WRITTEN REQUEST -
Write out each record below exactly as it appears, with no pictures.

========

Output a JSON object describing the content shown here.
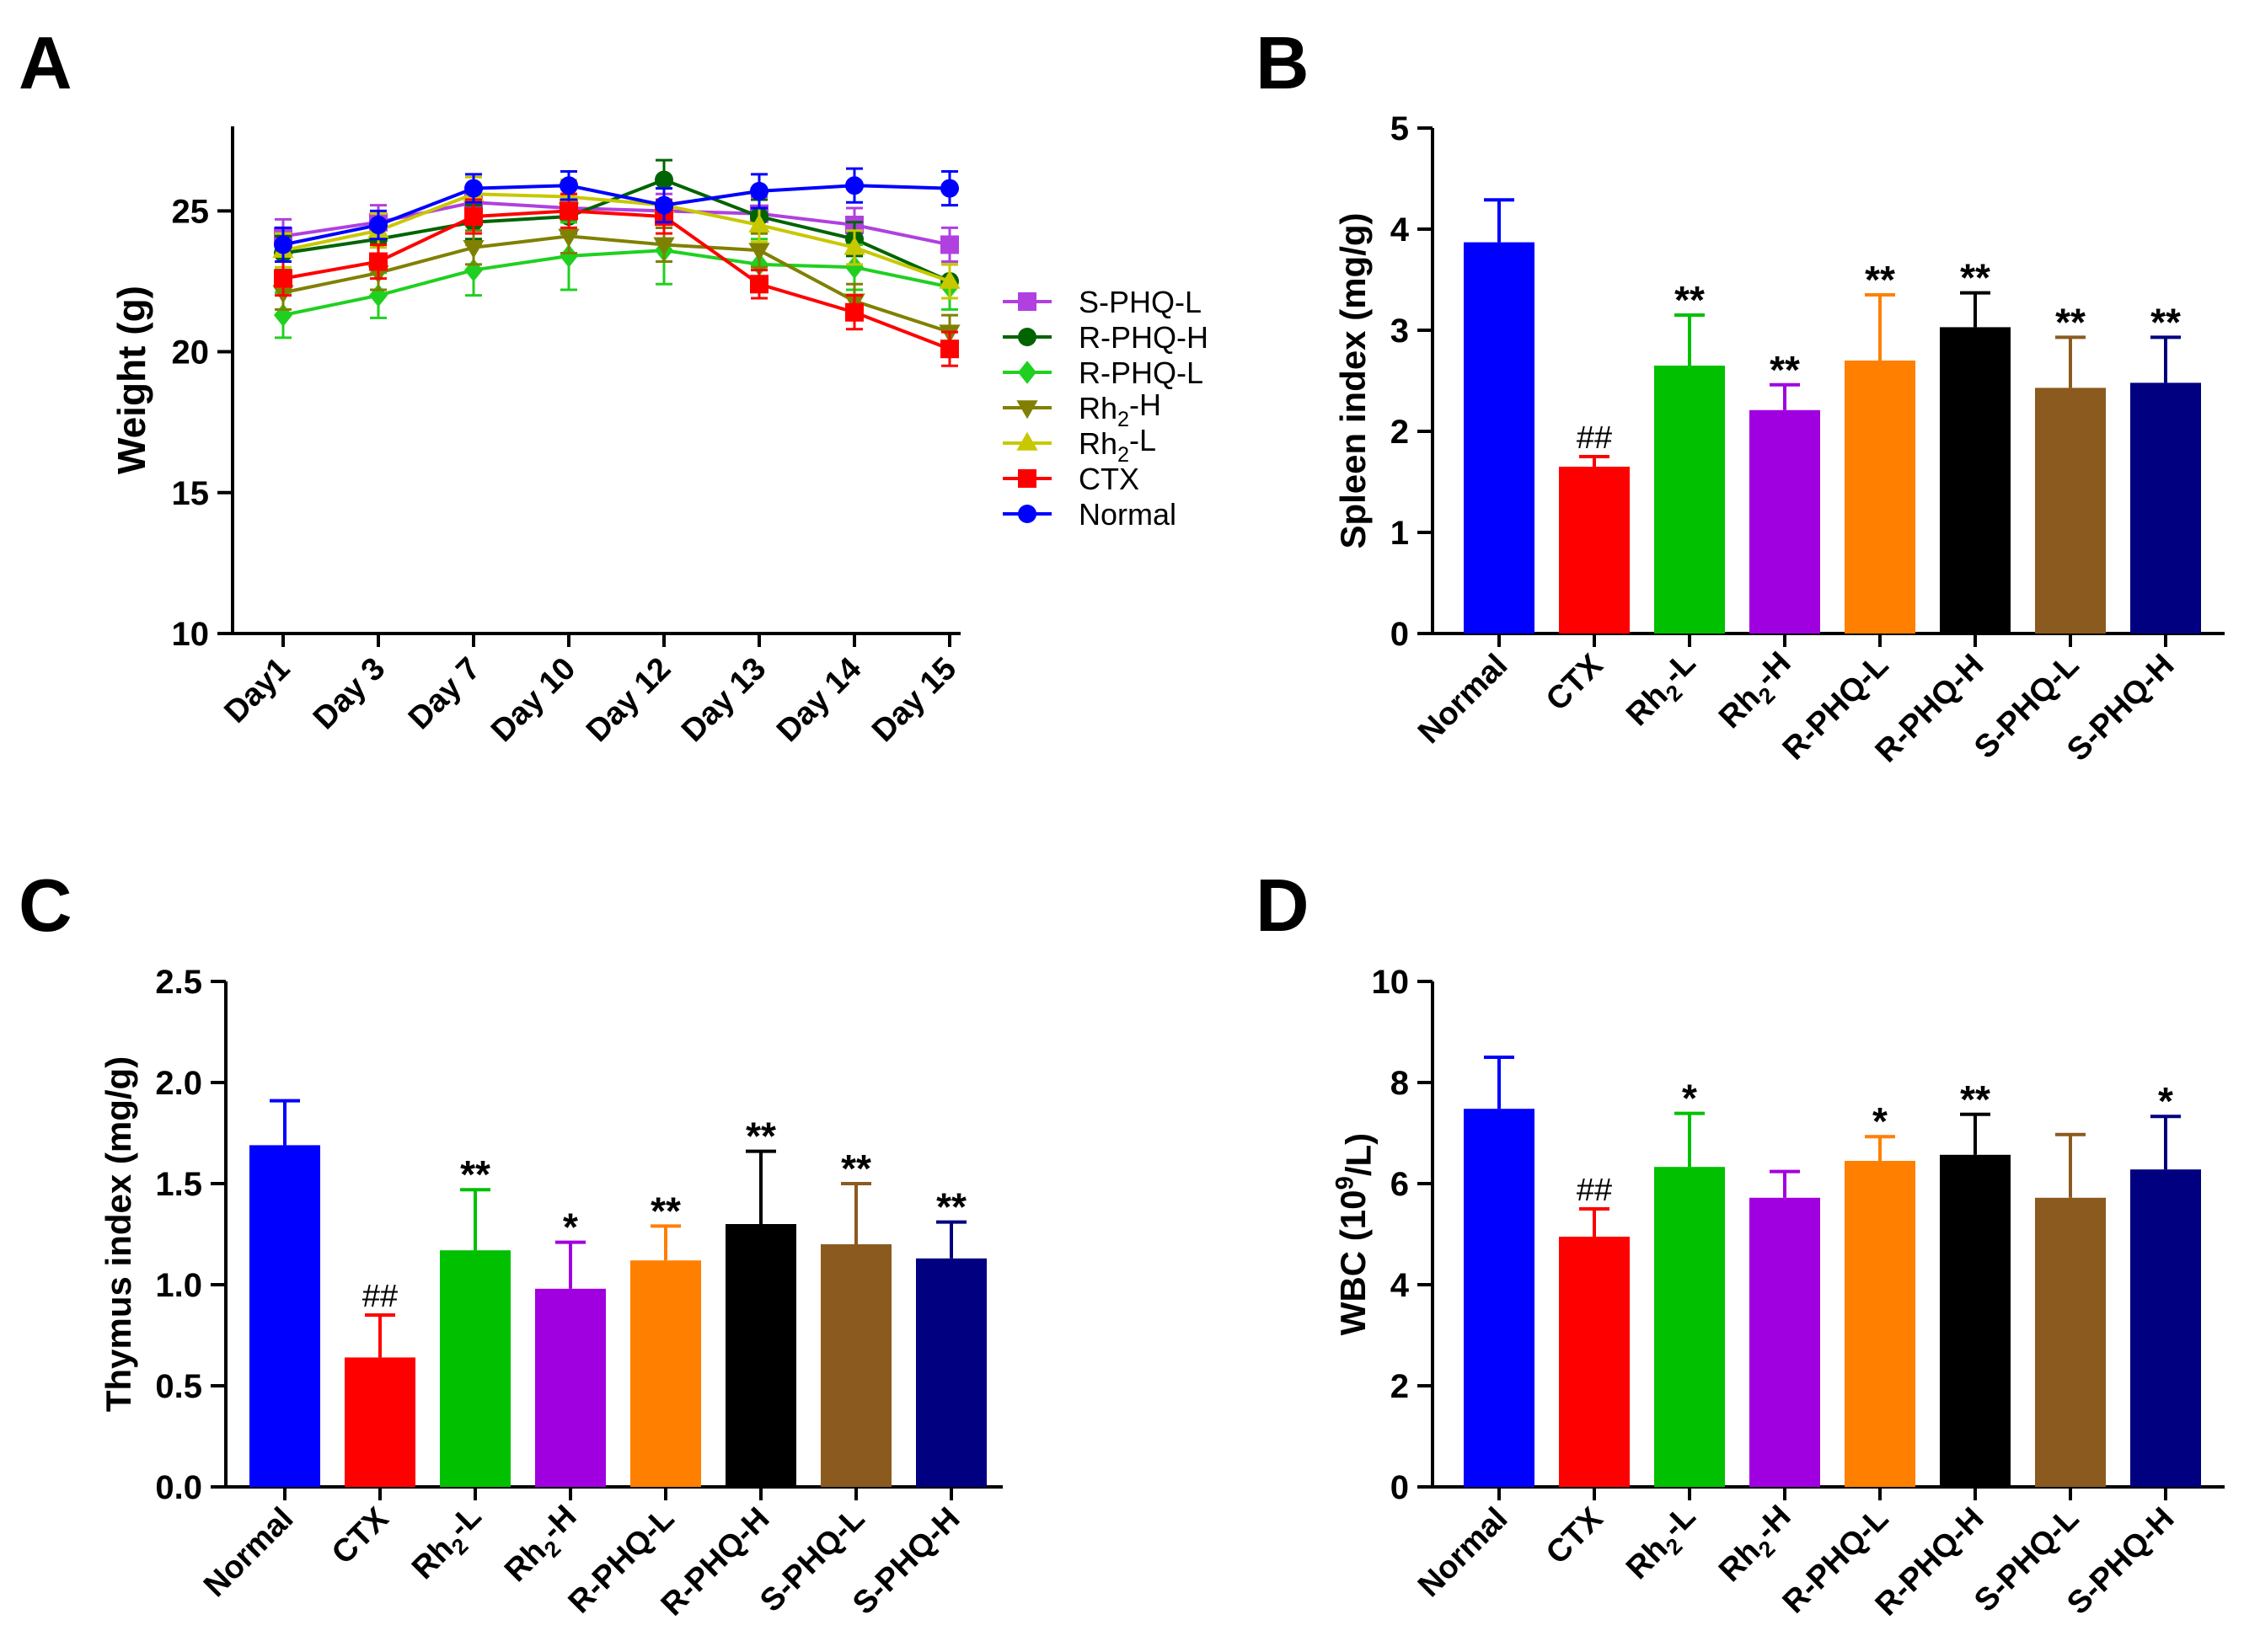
{
  "colors": {
    "Normal": "#0000ff",
    "CTX": "#ff0000",
    "Rh2-L": "#00c000",
    "Rh2-H": "#a000e0",
    "R-PHQ-L": "#ff7f00",
    "R-PHQ-H": "#000000",
    "S-PHQ-L": "#8b5a1e",
    "S-PHQ-H": "#000080",
    "S-PHQ-L-line": "#b040e0",
    "R-PHQ-H-line": "#006400",
    "R-PHQ-L-line": "#20d020",
    "Rh2-H-line": "#808000",
    "Rh2-L-line": "#c8c800",
    "CTX-line": "#ff0000",
    "Normal-line": "#0000ff"
  },
  "categories": [
    {
      "main": "Normal",
      "sub": "",
      "rest": ""
    },
    {
      "main": "CTX",
      "sub": "",
      "rest": ""
    },
    {
      "main": "Rh",
      "sub": "2",
      "rest": "-L"
    },
    {
      "main": "Rh",
      "sub": "2",
      "rest": "-H"
    },
    {
      "main": "R-PHQ-L",
      "sub": "",
      "rest": ""
    },
    {
      "main": "R-PHQ-H",
      "sub": "",
      "rest": ""
    },
    {
      "main": "S-PHQ-L",
      "sub": "",
      "rest": ""
    },
    {
      "main": "S-PHQ-H",
      "sub": "",
      "rest": ""
    }
  ],
  "chart_data": [
    {
      "panel": "A",
      "type": "line",
      "ylabel": "Weight (g)",
      "ylim": [
        10,
        28
      ],
      "yticks": [
        "10",
        "15",
        "20",
        "25"
      ],
      "x": [
        "Day1",
        "Day 3",
        "Day 7",
        "Day 10",
        "Day 12",
        "Day 13",
        "Day 14",
        "Day 15"
      ],
      "legend": [
        {
          "name": "S-PHQ-L",
          "main": "S-PHQ-L",
          "sub": "",
          "rest": ""
        },
        {
          "name": "R-PHQ-H",
          "main": "R-PHQ-H",
          "sub": "",
          "rest": ""
        },
        {
          "name": "R-PHQ-L",
          "main": "R-PHQ-L",
          "sub": "",
          "rest": ""
        },
        {
          "name": "Rh2-H",
          "main": "Rh",
          "sub": "2",
          "rest": "-H"
        },
        {
          "name": "Rh2-L",
          "main": "Rh",
          "sub": "2",
          "rest": "-L"
        },
        {
          "name": "CTX",
          "main": "CTX",
          "sub": "",
          "rest": ""
        },
        {
          "name": "Normal",
          "main": "Normal",
          "sub": "",
          "rest": ""
        }
      ],
      "series": [
        {
          "name": "S-PHQ-L",
          "marker": "square",
          "values": [
            24.1,
            24.6,
            25.3,
            25.1,
            25.0,
            24.9,
            24.5,
            23.8
          ],
          "err": [
            0.6,
            0.6,
            0.5,
            0.5,
            0.6,
            0.6,
            0.6,
            0.6
          ]
        },
        {
          "name": "R-PHQ-H",
          "marker": "circle",
          "values": [
            23.5,
            24.0,
            24.6,
            24.8,
            26.1,
            24.8,
            24.0,
            22.5
          ],
          "err": [
            0.6,
            0.6,
            0.6,
            0.6,
            0.7,
            0.6,
            0.6,
            0.6
          ]
        },
        {
          "name": "R-PHQ-L",
          "marker": "diamond",
          "values": [
            21.3,
            22.0,
            22.9,
            23.4,
            23.6,
            23.1,
            23.0,
            22.3
          ],
          "err": [
            0.8,
            0.8,
            0.9,
            1.2,
            1.2,
            0.9,
            0.8,
            0.8
          ]
        },
        {
          "name": "Rh2-H",
          "marker": "triangle-down",
          "values": [
            22.1,
            22.8,
            23.7,
            24.1,
            23.8,
            23.6,
            21.8,
            20.7
          ],
          "err": [
            0.6,
            0.6,
            0.6,
            0.6,
            0.6,
            0.6,
            0.6,
            0.6
          ]
        },
        {
          "name": "Rh2-L",
          "marker": "triangle-up",
          "values": [
            23.6,
            24.3,
            25.6,
            25.5,
            25.2,
            24.5,
            23.7,
            22.5
          ],
          "err": [
            0.6,
            0.6,
            0.6,
            0.6,
            0.6,
            0.6,
            0.6,
            0.6
          ]
        },
        {
          "name": "CTX",
          "marker": "square",
          "values": [
            22.6,
            23.2,
            24.8,
            25.0,
            24.8,
            22.4,
            21.4,
            20.1
          ],
          "err": [
            0.6,
            0.6,
            0.6,
            0.6,
            0.6,
            0.5,
            0.6,
            0.6
          ]
        },
        {
          "name": "Normal",
          "marker": "circle",
          "values": [
            23.8,
            24.5,
            25.8,
            25.9,
            25.2,
            25.7,
            25.9,
            25.8
          ],
          "err": [
            0.6,
            0.5,
            0.5,
            0.5,
            0.6,
            0.6,
            0.6,
            0.6
          ]
        }
      ]
    },
    {
      "panel": "B",
      "type": "bar",
      "ylabel": "Spleen index (mg/g)",
      "ylim": [
        0,
        5
      ],
      "yticks": [
        "0",
        "1",
        "2",
        "3",
        "4",
        "5"
      ],
      "values": [
        3.87,
        1.65,
        2.65,
        2.21,
        2.7,
        3.03,
        2.43,
        2.48
      ],
      "err": [
        0.42,
        0.1,
        0.5,
        0.25,
        0.65,
        0.34,
        0.5,
        0.45
      ],
      "annotations": [
        "",
        "##",
        "**",
        "**",
        "**",
        "**",
        "**",
        "**"
      ]
    },
    {
      "panel": "C",
      "type": "bar",
      "ylabel": "Thymus index (mg/g)",
      "ylim": [
        0,
        2.5
      ],
      "yticks": [
        "0.0",
        "0.5",
        "1.0",
        "1.5",
        "2.0",
        "2.5"
      ],
      "values": [
        1.69,
        0.64,
        1.17,
        0.98,
        1.12,
        1.3,
        1.2,
        1.13
      ],
      "err": [
        0.22,
        0.21,
        0.3,
        0.23,
        0.17,
        0.36,
        0.3,
        0.18
      ],
      "annotations": [
        "",
        "##",
        "**",
        "*",
        "**",
        "**",
        "**",
        "**"
      ]
    },
    {
      "panel": "D",
      "type": "bar",
      "ylabel_main": "WBC (10",
      "ylabel_sup": "9",
      "ylabel_rest": "/L)",
      "ylim": [
        0,
        10
      ],
      "yticks": [
        "0",
        "2",
        "4",
        "6",
        "8",
        "10"
      ],
      "values": [
        7.48,
        4.95,
        6.33,
        5.72,
        6.45,
        6.57,
        5.72,
        6.28
      ],
      "err": [
        1.02,
        0.55,
        1.06,
        0.52,
        0.48,
        0.8,
        1.25,
        1.05
      ],
      "annotations": [
        "",
        "##",
        "*",
        "",
        "*",
        "**",
        "",
        "*"
      ]
    }
  ]
}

========

RESPONSE BELOW -
Output a JSON object describing the content shown here.
{
  "colors": {
    "Normal": "#0000ff",
    "CTX": "#ff0000",
    "Rh2-L": "#00c000",
    "Rh2-H": "#a000e0",
    "R-PHQ-L": "#ff7f00",
    "R-PHQ-H": "#000000",
    "S-PHQ-L": "#8b5a1e",
    "S-PHQ-H": "#000080",
    "S-PHQ-L-line": "#b040e0",
    "R-PHQ-H-line": "#006400",
    "R-PHQ-L-line": "#20d020",
    "Rh2-H-line": "#808000",
    "Rh2-L-line": "#c8c800",
    "CTX-line": "#ff0000",
    "Normal-line": "#0000ff"
  },
  "categories": [
    {
      "main": "Normal",
      "sub": "",
      "rest": ""
    },
    {
      "main": "CTX",
      "sub": "",
      "rest": ""
    },
    {
      "main": "Rh",
      "sub": "2",
      "rest": "-L"
    },
    {
      "main": "Rh",
      "sub": "2",
      "rest": "-H"
    },
    {
      "main": "R-PHQ-L",
      "sub": "",
      "rest": ""
    },
    {
      "main": "R-PHQ-H",
      "sub": "",
      "rest": ""
    },
    {
      "main": "S-PHQ-L",
      "sub": "",
      "rest": ""
    },
    {
      "main": "S-PHQ-H",
      "sub": "",
      "rest": ""
    }
  ],
  "chart_data": [
    {
      "panel": "A",
      "type": "line",
      "ylabel": "Weight (g)",
      "ylim": [
        10,
        28
      ],
      "yticks": [
        "10",
        "15",
        "20",
        "25"
      ],
      "x": [
        "Day1",
        "Day 3",
        "Day 7",
        "Day 10",
        "Day 12",
        "Day 13",
        "Day 14",
        "Day 15"
      ],
      "legend": [
        {
          "name": "S-PHQ-L",
          "main": "S-PHQ-L",
          "sub": "",
          "rest": ""
        },
        {
          "name": "R-PHQ-H",
          "main": "R-PHQ-H",
          "sub": "",
          "rest": ""
        },
        {
          "name": "R-PHQ-L",
          "main": "R-PHQ-L",
          "sub": "",
          "rest": ""
        },
        {
          "name": "Rh2-H",
          "main": "Rh",
          "sub": "2",
          "rest": "-H"
        },
        {
          "name": "Rh2-L",
          "main": "Rh",
          "sub": "2",
          "rest": "-L"
        },
        {
          "name": "CTX",
          "main": "CTX",
          "sub": "",
          "rest": ""
        },
        {
          "name": "Normal",
          "main": "Normal",
          "sub": "",
          "rest": ""
        }
      ],
      "series": [
        {
          "name": "S-PHQ-L",
          "marker": "square",
          "values": [
            24.1,
            24.6,
            25.3,
            25.1,
            25.0,
            24.9,
            24.5,
            23.8
          ],
          "err": [
            0.6,
            0.6,
            0.5,
            0.5,
            0.6,
            0.6,
            0.6,
            0.6
          ]
        },
        {
          "name": "R-PHQ-H",
          "marker": "circle",
          "values": [
            23.5,
            24.0,
            24.6,
            24.8,
            26.1,
            24.8,
            24.0,
            22.5
          ],
          "err": [
            0.6,
            0.6,
            0.6,
            0.6,
            0.7,
            0.6,
            0.6,
            0.6
          ]
        },
        {
          "name": "R-PHQ-L",
          "marker": "diamond",
          "values": [
            21.3,
            22.0,
            22.9,
            23.4,
            23.6,
            23.1,
            23.0,
            22.3
          ],
          "err": [
            0.8,
            0.8,
            0.9,
            1.2,
            1.2,
            0.9,
            0.8,
            0.8
          ]
        },
        {
          "name": "Rh2-H",
          "marker": "triangle-down",
          "values": [
            22.1,
            22.8,
            23.7,
            24.1,
            23.8,
            23.6,
            21.8,
            20.7
          ],
          "err": [
            0.6,
            0.6,
            0.6,
            0.6,
            0.6,
            0.6,
            0.6,
            0.6
          ]
        },
        {
          "name": "Rh2-L",
          "marker": "triangle-up",
          "values": [
            23.6,
            24.3,
            25.6,
            25.5,
            25.2,
            24.5,
            23.7,
            22.5
          ],
          "err": [
            0.6,
            0.6,
            0.6,
            0.6,
            0.6,
            0.6,
            0.6,
            0.6
          ]
        },
        {
          "name": "CTX",
          "marker": "square",
          "values": [
            22.6,
            23.2,
            24.8,
            25.0,
            24.8,
            22.4,
            21.4,
            20.1
          ],
          "err": [
            0.6,
            0.6,
            0.6,
            0.6,
            0.6,
            0.5,
            0.6,
            0.6
          ]
        },
        {
          "name": "Normal",
          "marker": "circle",
          "values": [
            23.8,
            24.5,
            25.8,
            25.9,
            25.2,
            25.7,
            25.9,
            25.8
          ],
          "err": [
            0.6,
            0.5,
            0.5,
            0.5,
            0.6,
            0.6,
            0.6,
            0.6
          ]
        }
      ]
    },
    {
      "panel": "B",
      "type": "bar",
      "ylabel": "Spleen index (mg/g)",
      "ylim": [
        0,
        5
      ],
      "yticks": [
        "0",
        "1",
        "2",
        "3",
        "4",
        "5"
      ],
      "values": [
        3.87,
        1.65,
        2.65,
        2.21,
        2.7,
        3.03,
        2.43,
        2.48
      ],
      "err": [
        0.42,
        0.1,
        0.5,
        0.25,
        0.65,
        0.34,
        0.5,
        0.45
      ],
      "annotations": [
        "",
        "##",
        "**",
        "**",
        "**",
        "**",
        "**",
        "**"
      ]
    },
    {
      "panel": "C",
      "type": "bar",
      "ylabel": "Thymus index (mg/g)",
      "ylim": [
        0,
        2.5
      ],
      "yticks": [
        "0.0",
        "0.5",
        "1.0",
        "1.5",
        "2.0",
        "2.5"
      ],
      "values": [
        1.69,
        0.64,
        1.17,
        0.98,
        1.12,
        1.3,
        1.2,
        1.13
      ],
      "err": [
        0.22,
        0.21,
        0.3,
        0.23,
        0.17,
        0.36,
        0.3,
        0.18
      ],
      "annotations": [
        "",
        "##",
        "**",
        "*",
        "**",
        "**",
        "**",
        "**"
      ]
    },
    {
      "panel": "D",
      "type": "bar",
      "ylabel_main": "WBC (10",
      "ylabel_sup": "9",
      "ylabel_rest": "/L)",
      "ylim": [
        0,
        10
      ],
      "yticks": [
        "0",
        "2",
        "4",
        "6",
        "8",
        "10"
      ],
      "values": [
        7.48,
        4.95,
        6.33,
        5.72,
        6.45,
        6.57,
        5.72,
        6.28
      ],
      "err": [
        1.02,
        0.55,
        1.06,
        0.52,
        0.48,
        0.8,
        1.25,
        1.05
      ],
      "annotations": [
        "",
        "##",
        "*",
        "",
        "*",
        "**",
        "",
        "*"
      ]
    }
  ]
}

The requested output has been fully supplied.